* start *

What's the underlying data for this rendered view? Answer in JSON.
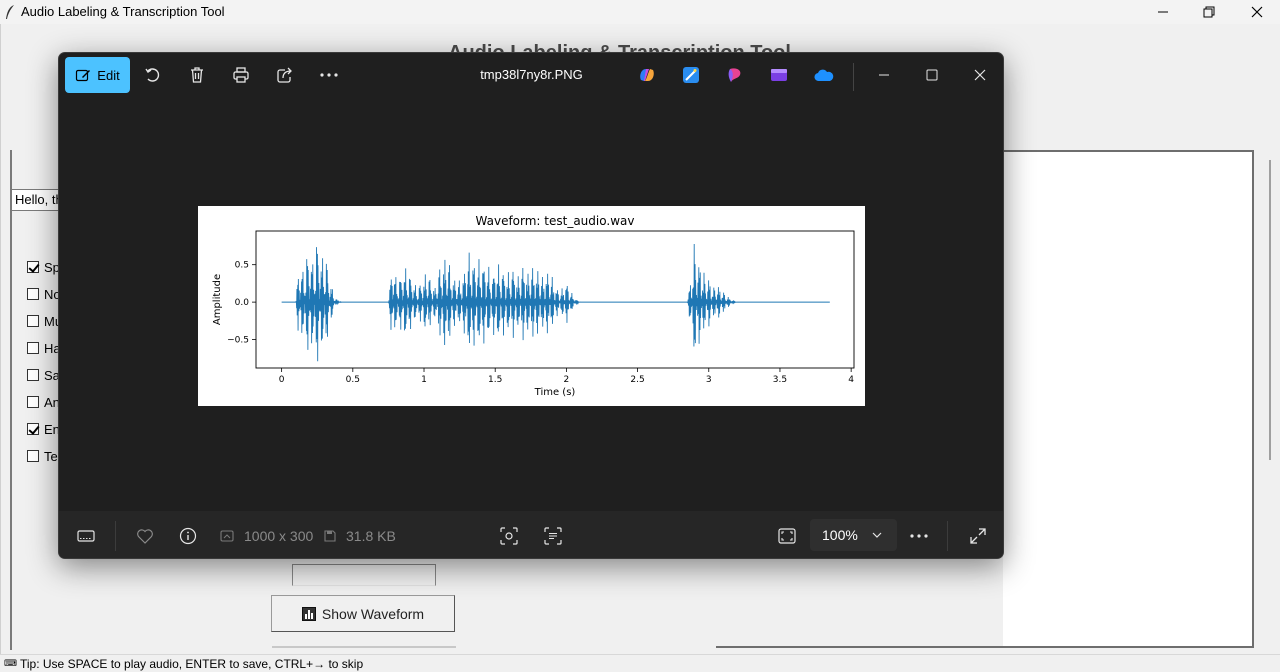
{
  "app": {
    "title": "Audio Labeling & Transcription Tool",
    "heading": "Audio Labeling & Transcription Tool",
    "text_entry_value": "Hello, th",
    "checkboxes": [
      {
        "label": "Sp",
        "checked": true
      },
      {
        "label": "No",
        "checked": false
      },
      {
        "label": "Mu",
        "checked": false
      },
      {
        "label": "Ha",
        "checked": false
      },
      {
        "label": "Sa",
        "checked": false
      },
      {
        "label": "An",
        "checked": false
      },
      {
        "label": "En",
        "checked": true
      },
      {
        "label": "Te",
        "checked": false
      }
    ],
    "show_waveform_label": "Show Waveform",
    "status_tip": "Tip: Use SPACE to play audio, ENTER to save, CTRL+→ to skip"
  },
  "viewer": {
    "edit_label": "Edit",
    "file_name": "tmp38l7ny8r.PNG",
    "dimensions": "1000 x 300",
    "file_size": "31.8 KB",
    "zoom": "100%",
    "icons": {
      "toolbar": [
        "rotate-icon",
        "delete-icon",
        "print-icon",
        "share-icon",
        "more-icon"
      ],
      "apps": [
        "copilot-icon",
        "designer-icon",
        "paint-icon",
        "clipchamp-icon",
        "onedrive-icon"
      ],
      "bottom": [
        "filmstrip-icon",
        "favorite-icon",
        "info-icon",
        "visual-search-icon",
        "text-scan-icon",
        "fit-screen-icon",
        "more-icon",
        "fullscreen-icon"
      ]
    },
    "accent_color": "#4cc2ff"
  },
  "chart_data": {
    "type": "line",
    "title": "Waveform: test_audio.wav",
    "xlabel": "Time (s)",
    "ylabel": "Amplitude",
    "xlim": [
      -0.18,
      4.02
    ],
    "ylim": [
      -0.88,
      0.95
    ],
    "xticks": [
      0,
      0.5,
      1,
      1.5,
      2,
      2.5,
      3,
      3.5,
      4
    ],
    "yticks": [
      -0.5,
      0.0,
      0.5
    ],
    "grid": false,
    "series_color": "#1f77b4",
    "envelope": {
      "x": [
        0.0,
        0.1,
        0.12,
        0.15,
        0.18,
        0.2,
        0.22,
        0.24,
        0.26,
        0.28,
        0.3,
        0.32,
        0.34,
        0.38,
        0.42,
        0.48,
        0.55,
        0.75,
        0.78,
        0.8,
        0.83,
        0.86,
        0.9,
        0.95,
        1.0,
        1.02,
        1.05,
        1.08,
        1.1,
        1.13,
        1.16,
        1.2,
        1.25,
        1.28,
        1.3,
        1.33,
        1.36,
        1.4,
        1.45,
        1.48,
        1.5,
        1.53,
        1.56,
        1.6,
        1.63,
        1.66,
        1.7,
        1.73,
        1.76,
        1.8,
        1.83,
        1.86,
        1.9,
        1.93,
        1.96,
        2.0,
        2.03,
        2.06,
        2.1,
        2.15,
        2.2,
        2.85,
        2.88,
        2.9,
        2.92,
        2.95,
        2.98,
        3.0,
        3.03,
        3.06,
        3.1,
        3.15,
        3.2,
        3.85
      ],
      "amplitude": [
        0.0,
        0.0,
        0.55,
        0.45,
        0.7,
        0.75,
        0.55,
        0.85,
        0.9,
        0.6,
        0.75,
        0.55,
        0.3,
        0.05,
        0.0,
        0.0,
        0.0,
        0.0,
        0.65,
        0.35,
        0.35,
        0.5,
        0.4,
        0.2,
        0.35,
        0.45,
        0.3,
        0.2,
        0.45,
        0.55,
        0.7,
        0.35,
        0.3,
        0.4,
        0.65,
        0.7,
        0.55,
        0.6,
        0.5,
        0.35,
        0.55,
        0.5,
        0.45,
        0.4,
        0.5,
        0.35,
        0.55,
        0.4,
        0.5,
        0.45,
        0.35,
        0.45,
        0.35,
        0.2,
        0.15,
        0.3,
        0.15,
        0.05,
        0.0,
        0.0,
        0.0,
        0.0,
        0.45,
        0.85,
        0.6,
        0.55,
        0.3,
        0.35,
        0.2,
        0.25,
        0.15,
        0.05,
        0.0,
        0.0
      ]
    }
  }
}
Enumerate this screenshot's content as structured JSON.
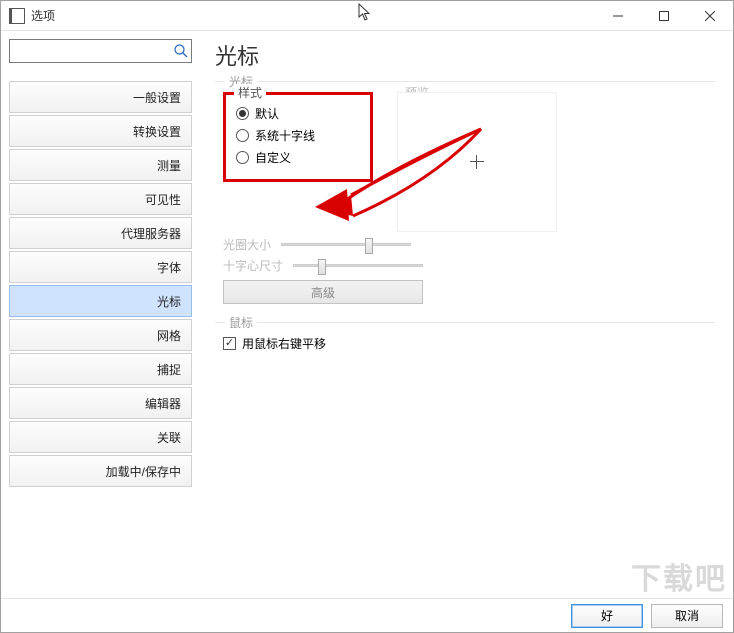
{
  "window": {
    "title": "选项"
  },
  "search": {
    "placeholder": ""
  },
  "sidebar": {
    "items": [
      {
        "label": "一般设置"
      },
      {
        "label": "转换设置"
      },
      {
        "label": "测量"
      },
      {
        "label": "可见性"
      },
      {
        "label": "代理服务器"
      },
      {
        "label": "字体"
      },
      {
        "label": "光标"
      },
      {
        "label": "网格"
      },
      {
        "label": "捕捉"
      },
      {
        "label": "编辑器"
      },
      {
        "label": "关联"
      },
      {
        "label": "加载中/保存中"
      }
    ],
    "active_index": 6
  },
  "main": {
    "page_title": "光标",
    "cursor_group": {
      "label": "光标",
      "style": {
        "legend": "样式",
        "default": "默认",
        "system_cross": "系统十字线",
        "custom": "自定义",
        "selected": "default"
      },
      "preview_label": "预览",
      "aperture_label": "光圈大小",
      "aperture_pos": 0.68,
      "crosshair_label": "十字心尺寸",
      "crosshair_pos": 0.2,
      "advanced_label": "高级"
    },
    "mouse_group": {
      "label": "鼠标",
      "pan_checkbox_label": "用鼠标右键平移",
      "pan_checked": true
    }
  },
  "footer": {
    "ok": "好",
    "cancel": "取消"
  },
  "watermark": "下载吧"
}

* end *

With the pictures left out, write out exactly the lines from the line containing "Enumerate this screenshot's" through the final line.

Enumerate this screenshot's content as structured JSON.
{
  "window": {
    "title": "选项"
  },
  "search": {
    "placeholder": ""
  },
  "sidebar": {
    "items": [
      {
        "label": "一般设置"
      },
      {
        "label": "转换设置"
      },
      {
        "label": "测量"
      },
      {
        "label": "可见性"
      },
      {
        "label": "代理服务器"
      },
      {
        "label": "字体"
      },
      {
        "label": "光标"
      },
      {
        "label": "网格"
      },
      {
        "label": "捕捉"
      },
      {
        "label": "编辑器"
      },
      {
        "label": "关联"
      },
      {
        "label": "加载中/保存中"
      }
    ],
    "active_index": 6
  },
  "main": {
    "page_title": "光标",
    "cursor_group": {
      "label": "光标",
      "style": {
        "legend": "样式",
        "default": "默认",
        "system_cross": "系统十字线",
        "custom": "自定义",
        "selected": "default"
      },
      "preview_label": "预览",
      "aperture_label": "光圈大小",
      "aperture_pos": 0.68,
      "crosshair_label": "十字心尺寸",
      "crosshair_pos": 0.2,
      "advanced_label": "高级"
    },
    "mouse_group": {
      "label": "鼠标",
      "pan_checkbox_label": "用鼠标右键平移",
      "pan_checked": true
    }
  },
  "footer": {
    "ok": "好",
    "cancel": "取消"
  },
  "watermark": "下载吧"
}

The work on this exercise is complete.